■ **GOAL**: Emit the entire listing verbatim.

Data excerpts
================================

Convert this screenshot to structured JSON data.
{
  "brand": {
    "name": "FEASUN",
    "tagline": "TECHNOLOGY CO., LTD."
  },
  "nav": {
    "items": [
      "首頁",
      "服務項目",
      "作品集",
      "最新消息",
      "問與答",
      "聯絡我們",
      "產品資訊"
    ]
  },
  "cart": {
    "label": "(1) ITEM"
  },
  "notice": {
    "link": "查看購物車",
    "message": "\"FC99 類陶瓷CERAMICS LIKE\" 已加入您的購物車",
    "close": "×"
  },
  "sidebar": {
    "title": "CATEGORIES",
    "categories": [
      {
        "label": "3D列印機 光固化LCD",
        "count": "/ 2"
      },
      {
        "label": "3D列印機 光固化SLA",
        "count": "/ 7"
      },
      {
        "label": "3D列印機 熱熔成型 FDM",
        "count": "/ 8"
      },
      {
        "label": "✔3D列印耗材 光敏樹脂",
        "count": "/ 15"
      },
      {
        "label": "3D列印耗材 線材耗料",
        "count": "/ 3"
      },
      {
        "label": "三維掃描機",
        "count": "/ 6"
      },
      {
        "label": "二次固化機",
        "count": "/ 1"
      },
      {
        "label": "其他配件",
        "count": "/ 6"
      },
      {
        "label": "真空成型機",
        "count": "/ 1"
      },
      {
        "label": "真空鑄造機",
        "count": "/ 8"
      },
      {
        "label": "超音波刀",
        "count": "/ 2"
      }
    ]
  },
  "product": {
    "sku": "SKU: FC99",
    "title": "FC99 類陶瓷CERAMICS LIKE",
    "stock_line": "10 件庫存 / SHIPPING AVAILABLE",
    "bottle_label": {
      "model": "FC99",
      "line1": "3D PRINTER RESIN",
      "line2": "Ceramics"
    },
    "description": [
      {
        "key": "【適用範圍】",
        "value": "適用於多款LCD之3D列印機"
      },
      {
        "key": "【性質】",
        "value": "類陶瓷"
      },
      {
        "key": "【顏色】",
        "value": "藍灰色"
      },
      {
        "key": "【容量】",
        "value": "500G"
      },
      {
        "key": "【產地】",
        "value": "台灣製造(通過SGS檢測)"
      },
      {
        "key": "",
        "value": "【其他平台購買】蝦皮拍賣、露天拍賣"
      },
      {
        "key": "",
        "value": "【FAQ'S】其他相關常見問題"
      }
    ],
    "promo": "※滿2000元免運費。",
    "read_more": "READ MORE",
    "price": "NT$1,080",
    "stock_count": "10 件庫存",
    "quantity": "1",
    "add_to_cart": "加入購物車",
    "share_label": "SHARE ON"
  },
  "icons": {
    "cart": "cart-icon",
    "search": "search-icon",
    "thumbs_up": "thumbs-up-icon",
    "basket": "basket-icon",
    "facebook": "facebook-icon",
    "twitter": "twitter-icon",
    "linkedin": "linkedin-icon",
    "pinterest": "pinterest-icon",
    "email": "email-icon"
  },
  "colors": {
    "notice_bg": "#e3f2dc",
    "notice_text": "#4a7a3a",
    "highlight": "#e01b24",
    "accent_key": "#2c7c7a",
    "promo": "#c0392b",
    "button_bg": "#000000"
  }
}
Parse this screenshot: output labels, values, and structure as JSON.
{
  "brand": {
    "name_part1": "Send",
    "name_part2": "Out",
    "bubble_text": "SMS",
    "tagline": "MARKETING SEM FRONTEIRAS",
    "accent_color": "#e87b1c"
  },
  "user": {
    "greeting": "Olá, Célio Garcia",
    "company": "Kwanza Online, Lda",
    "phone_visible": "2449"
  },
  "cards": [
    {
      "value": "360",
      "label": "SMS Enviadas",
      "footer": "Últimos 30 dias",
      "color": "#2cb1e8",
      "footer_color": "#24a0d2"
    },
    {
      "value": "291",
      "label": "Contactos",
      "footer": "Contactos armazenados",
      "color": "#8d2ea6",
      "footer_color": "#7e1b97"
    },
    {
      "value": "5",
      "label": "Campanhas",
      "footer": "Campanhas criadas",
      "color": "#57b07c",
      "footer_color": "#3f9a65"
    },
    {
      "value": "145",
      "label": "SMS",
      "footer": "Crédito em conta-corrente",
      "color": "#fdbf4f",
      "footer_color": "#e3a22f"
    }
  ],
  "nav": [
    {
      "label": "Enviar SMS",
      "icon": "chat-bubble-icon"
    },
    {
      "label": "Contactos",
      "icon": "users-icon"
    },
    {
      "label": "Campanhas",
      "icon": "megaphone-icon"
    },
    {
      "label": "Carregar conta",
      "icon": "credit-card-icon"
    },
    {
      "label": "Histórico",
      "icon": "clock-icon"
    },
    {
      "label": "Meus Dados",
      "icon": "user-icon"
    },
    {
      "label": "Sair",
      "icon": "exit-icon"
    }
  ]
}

================================

■ **TASK ANSWER**:
Convert this screenshot to structured JSON data.
{
  "brand": {
    "name": "FEASUN",
    "tagline": "TECHNOLOGY CO., LTD."
  },
  "nav": {
    "items": [
      "首頁",
      "服務項目",
      "作品集",
      "最新消息",
      "問與答",
      "聯絡我們",
      "產品資訊"
    ]
  },
  "cart": {
    "label": "(1) ITEM"
  },
  "notice": {
    "link": "查看購物車",
    "message": "\"FC99 類陶瓷CERAMICS LIKE\" 已加入您的購物車",
    "close": "×"
  },
  "sidebar": {
    "title": "CATEGORIES",
    "categories": [
      {
        "label": "3D列印機 光固化LCD",
        "count": "/ 2"
      },
      {
        "label": "3D列印機 光固化SLA",
        "count": "/ 7"
      },
      {
        "label": "3D列印機 熱熔成型 FDM",
        "count": "/ 8"
      },
      {
        "label": "✔3D列印耗材 光敏樹脂",
        "count": "/ 15"
      },
      {
        "label": "3D列印耗材 線材耗料",
        "count": "/ 3"
      },
      {
        "label": "三維掃描機",
        "count": "/ 6"
      },
      {
        "label": "二次固化機",
        "count": "/ 1"
      },
      {
        "label": "其他配件",
        "count": "/ 6"
      },
      {
        "label": "真空成型機",
        "count": "/ 1"
      },
      {
        "label": "真空鑄造機",
        "count": "/ 8"
      },
      {
        "label": "超音波刀",
        "count": "/ 2"
      }
    ]
  },
  "product": {
    "sku": "SKU: FC99",
    "title": "FC99 類陶瓷CERAMICS LIKE",
    "stock_line": "10 件庫存 / SHIPPING AVAILABLE",
    "bottle_label": {
      "model": "FC99",
      "line1": "3D PRINTER RESIN",
      "line2": "Ceramics"
    },
    "description": [
      {
        "key": "【適用範圍】",
        "value": "適用於多款LCD之3D列印機"
      },
      {
        "key": "【性質】",
        "value": "類陶瓷"
      },
      {
        "key": "【顏色】",
        "value": "藍灰色"
      },
      {
        "key": "【容量】",
        "value": "500G"
      },
      {
        "key": "【產地】",
        "value": "台灣製造(通過SGS檢測)"
      },
      {
        "key": "",
        "value": "【其他平台購買】蝦皮拍賣、露天拍賣"
      },
      {
        "key": "",
        "value": "【FAQ'S】其他相關常見問題"
      }
    ],
    "promo": "※滿2000元免運費。",
    "read_more": "READ MORE",
    "price": "NT$1,080",
    "stock_count": "10 件庫存",
    "quantity": "1",
    "add_to_cart": "加入購物車",
    "share_label": "SHARE ON"
  },
  "icons": {
    "cart": "cart-icon",
    "search": "search-icon",
    "thumbs_up": "thumbs-up-icon",
    "basket": "basket-icon",
    "facebook": "facebook-icon",
    "twitter": "twitter-icon",
    "linkedin": "linkedin-icon",
    "pinterest": "pinterest-icon",
    "email": "email-icon"
  },
  "colors": {
    "notice_bg": "#e3f2dc",
    "notice_text": "#4a7a3a",
    "highlight": "#e01b24",
    "accent_key": "#2c7c7a",
    "promo": "#c0392b",
    "button_bg": "#000000"
  }
}
Parse this screenshot: output labels, values, and structure as JSON.
{
  "brand": {
    "name_part1": "Send",
    "name_part2": "Out",
    "bubble_text": "SMS",
    "tagline": "MARKETING SEM FRONTEIRAS",
    "accent_color": "#e87b1c"
  },
  "user": {
    "greeting": "Olá, Célio Garcia",
    "company": "Kwanza Online, Lda",
    "phone_visible": "2449"
  },
  "cards": [
    {
      "value": "360",
      "label": "SMS Enviadas",
      "footer": "Últimos 30 dias",
      "color": "#2cb1e8",
      "footer_color": "#24a0d2"
    },
    {
      "value": "291",
      "label": "Contactos",
      "footer": "Contactos armazenados",
      "color": "#8d2ea6",
      "footer_color": "#7e1b97"
    },
    {
      "value": "5",
      "label": "Campanhas",
      "footer": "Campanhas criadas",
      "color": "#57b07c",
      "footer_color": "#3f9a65"
    },
    {
      "value": "145",
      "label": "SMS",
      "footer": "Crédito em conta-corrente",
      "color": "#fdbf4f",
      "footer_color": "#e3a22f"
    }
  ],
  "nav": [
    {
      "label": "Enviar SMS",
      "icon": "chat-bubble-icon"
    },
    {
      "label": "Contactos",
      "icon": "users-icon"
    },
    {
      "label": "Campanhas",
      "icon": "megaphone-icon"
    },
    {
      "label": "Carregar conta",
      "icon": "credit-card-icon"
    },
    {
      "label": "Histórico",
      "icon": "clock-icon"
    },
    {
      "label": "Meus Dados",
      "icon": "user-icon"
    },
    {
      "label": "Sair",
      "icon": "exit-icon"
    }
  ]
}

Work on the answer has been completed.